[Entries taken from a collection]
------------------------------------

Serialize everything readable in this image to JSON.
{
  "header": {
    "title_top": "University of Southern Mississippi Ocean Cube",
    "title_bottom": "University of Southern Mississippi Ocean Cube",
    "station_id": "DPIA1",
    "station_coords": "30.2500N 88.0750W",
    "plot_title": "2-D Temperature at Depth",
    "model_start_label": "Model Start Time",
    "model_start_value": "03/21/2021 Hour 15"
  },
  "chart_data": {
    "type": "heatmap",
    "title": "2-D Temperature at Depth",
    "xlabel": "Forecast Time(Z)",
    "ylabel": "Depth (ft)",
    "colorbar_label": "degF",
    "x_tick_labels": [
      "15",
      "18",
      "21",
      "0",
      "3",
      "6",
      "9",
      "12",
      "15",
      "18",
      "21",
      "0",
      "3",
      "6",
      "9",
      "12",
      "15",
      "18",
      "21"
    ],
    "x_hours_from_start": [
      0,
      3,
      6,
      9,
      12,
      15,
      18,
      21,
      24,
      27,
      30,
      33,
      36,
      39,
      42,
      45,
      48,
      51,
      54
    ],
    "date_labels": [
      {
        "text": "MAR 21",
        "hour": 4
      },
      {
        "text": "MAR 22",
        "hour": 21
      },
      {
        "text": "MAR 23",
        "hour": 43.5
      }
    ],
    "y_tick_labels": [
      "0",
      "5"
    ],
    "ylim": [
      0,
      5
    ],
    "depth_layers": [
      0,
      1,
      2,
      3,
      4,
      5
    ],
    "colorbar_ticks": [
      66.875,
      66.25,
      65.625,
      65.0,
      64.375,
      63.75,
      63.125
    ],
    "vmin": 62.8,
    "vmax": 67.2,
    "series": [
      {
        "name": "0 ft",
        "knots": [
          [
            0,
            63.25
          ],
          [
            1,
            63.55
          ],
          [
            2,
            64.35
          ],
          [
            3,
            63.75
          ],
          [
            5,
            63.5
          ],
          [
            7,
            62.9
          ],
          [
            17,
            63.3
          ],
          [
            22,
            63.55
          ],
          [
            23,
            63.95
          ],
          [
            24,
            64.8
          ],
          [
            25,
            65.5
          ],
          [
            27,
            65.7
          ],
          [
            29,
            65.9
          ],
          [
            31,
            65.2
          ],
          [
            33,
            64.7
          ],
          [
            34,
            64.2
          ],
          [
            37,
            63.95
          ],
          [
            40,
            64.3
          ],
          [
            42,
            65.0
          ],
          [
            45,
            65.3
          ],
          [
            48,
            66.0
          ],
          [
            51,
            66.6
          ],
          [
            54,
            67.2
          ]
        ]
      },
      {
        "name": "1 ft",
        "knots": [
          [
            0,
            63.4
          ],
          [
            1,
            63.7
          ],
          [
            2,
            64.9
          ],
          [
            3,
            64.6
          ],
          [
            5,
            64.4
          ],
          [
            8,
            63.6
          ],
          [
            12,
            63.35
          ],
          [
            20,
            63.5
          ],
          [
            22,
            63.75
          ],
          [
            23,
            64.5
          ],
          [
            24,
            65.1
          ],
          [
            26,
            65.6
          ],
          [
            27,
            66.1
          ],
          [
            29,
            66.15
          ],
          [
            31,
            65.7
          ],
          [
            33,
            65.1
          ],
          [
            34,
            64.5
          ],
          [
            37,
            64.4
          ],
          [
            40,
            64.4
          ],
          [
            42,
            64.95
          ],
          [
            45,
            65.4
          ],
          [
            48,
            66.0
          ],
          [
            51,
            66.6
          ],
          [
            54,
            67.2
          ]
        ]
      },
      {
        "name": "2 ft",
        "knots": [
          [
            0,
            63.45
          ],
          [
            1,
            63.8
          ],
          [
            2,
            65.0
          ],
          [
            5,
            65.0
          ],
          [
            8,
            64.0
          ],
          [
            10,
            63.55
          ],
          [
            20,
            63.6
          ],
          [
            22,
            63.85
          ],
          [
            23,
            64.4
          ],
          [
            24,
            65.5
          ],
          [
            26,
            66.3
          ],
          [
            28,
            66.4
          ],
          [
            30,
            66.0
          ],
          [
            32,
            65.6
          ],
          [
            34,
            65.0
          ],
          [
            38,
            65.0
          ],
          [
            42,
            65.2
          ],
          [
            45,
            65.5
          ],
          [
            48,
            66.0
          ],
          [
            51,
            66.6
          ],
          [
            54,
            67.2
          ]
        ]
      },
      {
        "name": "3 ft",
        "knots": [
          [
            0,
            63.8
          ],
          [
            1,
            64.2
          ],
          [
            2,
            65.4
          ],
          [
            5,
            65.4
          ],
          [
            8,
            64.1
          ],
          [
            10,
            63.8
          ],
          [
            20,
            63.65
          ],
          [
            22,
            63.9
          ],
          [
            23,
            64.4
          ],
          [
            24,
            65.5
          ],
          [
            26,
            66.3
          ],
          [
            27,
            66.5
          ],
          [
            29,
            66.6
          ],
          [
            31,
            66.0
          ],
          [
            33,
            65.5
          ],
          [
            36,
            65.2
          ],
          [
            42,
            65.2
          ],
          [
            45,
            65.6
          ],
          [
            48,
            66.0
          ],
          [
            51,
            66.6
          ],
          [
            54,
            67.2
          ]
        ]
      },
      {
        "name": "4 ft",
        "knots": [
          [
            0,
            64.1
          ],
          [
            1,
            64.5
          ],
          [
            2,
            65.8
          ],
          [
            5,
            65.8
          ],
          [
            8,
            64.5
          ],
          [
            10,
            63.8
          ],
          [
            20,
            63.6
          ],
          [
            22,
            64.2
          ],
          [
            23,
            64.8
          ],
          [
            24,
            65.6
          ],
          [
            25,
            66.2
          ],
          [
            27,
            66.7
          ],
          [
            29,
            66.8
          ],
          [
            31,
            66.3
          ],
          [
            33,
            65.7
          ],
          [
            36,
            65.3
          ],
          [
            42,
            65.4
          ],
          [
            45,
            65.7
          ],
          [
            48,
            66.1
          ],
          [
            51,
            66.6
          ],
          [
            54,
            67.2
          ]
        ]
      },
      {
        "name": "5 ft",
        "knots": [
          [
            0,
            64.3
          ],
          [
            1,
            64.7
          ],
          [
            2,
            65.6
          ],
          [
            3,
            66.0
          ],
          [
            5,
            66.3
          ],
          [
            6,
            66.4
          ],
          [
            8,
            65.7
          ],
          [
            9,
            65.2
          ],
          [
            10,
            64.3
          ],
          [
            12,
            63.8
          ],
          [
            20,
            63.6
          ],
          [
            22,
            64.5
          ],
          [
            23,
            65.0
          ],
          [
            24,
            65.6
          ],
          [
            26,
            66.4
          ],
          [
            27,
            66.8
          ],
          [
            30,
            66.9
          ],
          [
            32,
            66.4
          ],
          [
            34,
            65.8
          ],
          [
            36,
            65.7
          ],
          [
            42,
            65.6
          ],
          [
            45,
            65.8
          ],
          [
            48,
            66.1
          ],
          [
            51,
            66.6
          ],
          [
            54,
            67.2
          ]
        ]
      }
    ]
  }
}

------------------------------------

*Task description*
Copy all of the data. Keep every word exactly as it is.

*In response*
Serialize everything readable in this image to JSON.
{
  "header": {
    "title_top": "University of Southern Mississippi Ocean Cube",
    "title_bottom": "University of Southern Mississippi Ocean Cube",
    "station_id": "DPIA1",
    "station_coords": "30.2500N 88.0750W",
    "plot_title": "2-D Temperature at Depth",
    "model_start_label": "Model Start Time",
    "model_start_value": "03/21/2021 Hour 15"
  },
  "chart_data": {
    "type": "heatmap",
    "title": "2-D Temperature at Depth",
    "xlabel": "Forecast Time(Z)",
    "ylabel": "Depth (ft)",
    "colorbar_label": "degF",
    "x_tick_labels": [
      "15",
      "18",
      "21",
      "0",
      "3",
      "6",
      "9",
      "12",
      "15",
      "18",
      "21",
      "0",
      "3",
      "6",
      "9",
      "12",
      "15",
      "18",
      "21"
    ],
    "x_hours_from_start": [
      0,
      3,
      6,
      9,
      12,
      15,
      18,
      21,
      24,
      27,
      30,
      33,
      36,
      39,
      42,
      45,
      48,
      51,
      54
    ],
    "date_labels": [
      {
        "text": "MAR 21",
        "hour": 4
      },
      {
        "text": "MAR 22",
        "hour": 21
      },
      {
        "text": "MAR 23",
        "hour": 43.5
      }
    ],
    "y_tick_labels": [
      "0",
      "5"
    ],
    "ylim": [
      0,
      5
    ],
    "depth_layers": [
      0,
      1,
      2,
      3,
      4,
      5
    ],
    "colorbar_ticks": [
      66.875,
      66.25,
      65.625,
      65.0,
      64.375,
      63.75,
      63.125
    ],
    "vmin": 62.8,
    "vmax": 67.2,
    "series": [
      {
        "name": "0 ft",
        "knots": [
          [
            0,
            63.25
          ],
          [
            1,
            63.55
          ],
          [
            2,
            64.35
          ],
          [
            3,
            63.75
          ],
          [
            5,
            63.5
          ],
          [
            7,
            62.9
          ],
          [
            17,
            63.3
          ],
          [
            22,
            63.55
          ],
          [
            23,
            63.95
          ],
          [
            24,
            64.8
          ],
          [
            25,
            65.5
          ],
          [
            27,
            65.7
          ],
          [
            29,
            65.9
          ],
          [
            31,
            65.2
          ],
          [
            33,
            64.7
          ],
          [
            34,
            64.2
          ],
          [
            37,
            63.95
          ],
          [
            40,
            64.3
          ],
          [
            42,
            65.0
          ],
          [
            45,
            65.3
          ],
          [
            48,
            66.0
          ],
          [
            51,
            66.6
          ],
          [
            54,
            67.2
          ]
        ]
      },
      {
        "name": "1 ft",
        "knots": [
          [
            0,
            63.4
          ],
          [
            1,
            63.7
          ],
          [
            2,
            64.9
          ],
          [
            3,
            64.6
          ],
          [
            5,
            64.4
          ],
          [
            8,
            63.6
          ],
          [
            12,
            63.35
          ],
          [
            20,
            63.5
          ],
          [
            22,
            63.75
          ],
          [
            23,
            64.5
          ],
          [
            24,
            65.1
          ],
          [
            26,
            65.6
          ],
          [
            27,
            66.1
          ],
          [
            29,
            66.15
          ],
          [
            31,
            65.7
          ],
          [
            33,
            65.1
          ],
          [
            34,
            64.5
          ],
          [
            37,
            64.4
          ],
          [
            40,
            64.4
          ],
          [
            42,
            64.95
          ],
          [
            45,
            65.4
          ],
          [
            48,
            66.0
          ],
          [
            51,
            66.6
          ],
          [
            54,
            67.2
          ]
        ]
      },
      {
        "name": "2 ft",
        "knots": [
          [
            0,
            63.45
          ],
          [
            1,
            63.8
          ],
          [
            2,
            65.0
          ],
          [
            5,
            65.0
          ],
          [
            8,
            64.0
          ],
          [
            10,
            63.55
          ],
          [
            20,
            63.6
          ],
          [
            22,
            63.85
          ],
          [
            23,
            64.4
          ],
          [
            24,
            65.5
          ],
          [
            26,
            66.3
          ],
          [
            28,
            66.4
          ],
          [
            30,
            66.0
          ],
          [
            32,
            65.6
          ],
          [
            34,
            65.0
          ],
          [
            38,
            65.0
          ],
          [
            42,
            65.2
          ],
          [
            45,
            65.5
          ],
          [
            48,
            66.0
          ],
          [
            51,
            66.6
          ],
          [
            54,
            67.2
          ]
        ]
      },
      {
        "name": "3 ft",
        "knots": [
          [
            0,
            63.8
          ],
          [
            1,
            64.2
          ],
          [
            2,
            65.4
          ],
          [
            5,
            65.4
          ],
          [
            8,
            64.1
          ],
          [
            10,
            63.8
          ],
          [
            20,
            63.65
          ],
          [
            22,
            63.9
          ],
          [
            23,
            64.4
          ],
          [
            24,
            65.5
          ],
          [
            26,
            66.3
          ],
          [
            27,
            66.5
          ],
          [
            29,
            66.6
          ],
          [
            31,
            66.0
          ],
          [
            33,
            65.5
          ],
          [
            36,
            65.2
          ],
          [
            42,
            65.2
          ],
          [
            45,
            65.6
          ],
          [
            48,
            66.0
          ],
          [
            51,
            66.6
          ],
          [
            54,
            67.2
          ]
        ]
      },
      {
        "name": "4 ft",
        "knots": [
          [
            0,
            64.1
          ],
          [
            1,
            64.5
          ],
          [
            2,
            65.8
          ],
          [
            5,
            65.8
          ],
          [
            8,
            64.5
          ],
          [
            10,
            63.8
          ],
          [
            20,
            63.6
          ],
          [
            22,
            64.2
          ],
          [
            23,
            64.8
          ],
          [
            24,
            65.6
          ],
          [
            25,
            66.2
          ],
          [
            27,
            66.7
          ],
          [
            29,
            66.8
          ],
          [
            31,
            66.3
          ],
          [
            33,
            65.7
          ],
          [
            36,
            65.3
          ],
          [
            42,
            65.4
          ],
          [
            45,
            65.7
          ],
          [
            48,
            66.1
          ],
          [
            51,
            66.6
          ],
          [
            54,
            67.2
          ]
        ]
      },
      {
        "name": "5 ft",
        "knots": [
          [
            0,
            64.3
          ],
          [
            1,
            64.7
          ],
          [
            2,
            65.6
          ],
          [
            3,
            66.0
          ],
          [
            5,
            66.3
          ],
          [
            6,
            66.4
          ],
          [
            8,
            65.7
          ],
          [
            9,
            65.2
          ],
          [
            10,
            64.3
          ],
          [
            12,
            63.8
          ],
          [
            20,
            63.6
          ],
          [
            22,
            64.5
          ],
          [
            23,
            65.0
          ],
          [
            24,
            65.6
          ],
          [
            26,
            66.4
          ],
          [
            27,
            66.8
          ],
          [
            30,
            66.9
          ],
          [
            32,
            66.4
          ],
          [
            34,
            65.8
          ],
          [
            36,
            65.7
          ],
          [
            42,
            65.6
          ],
          [
            45,
            65.8
          ],
          [
            48,
            66.1
          ],
          [
            51,
            66.6
          ],
          [
            54,
            67.2
          ]
        ]
      }
    ]
  }
}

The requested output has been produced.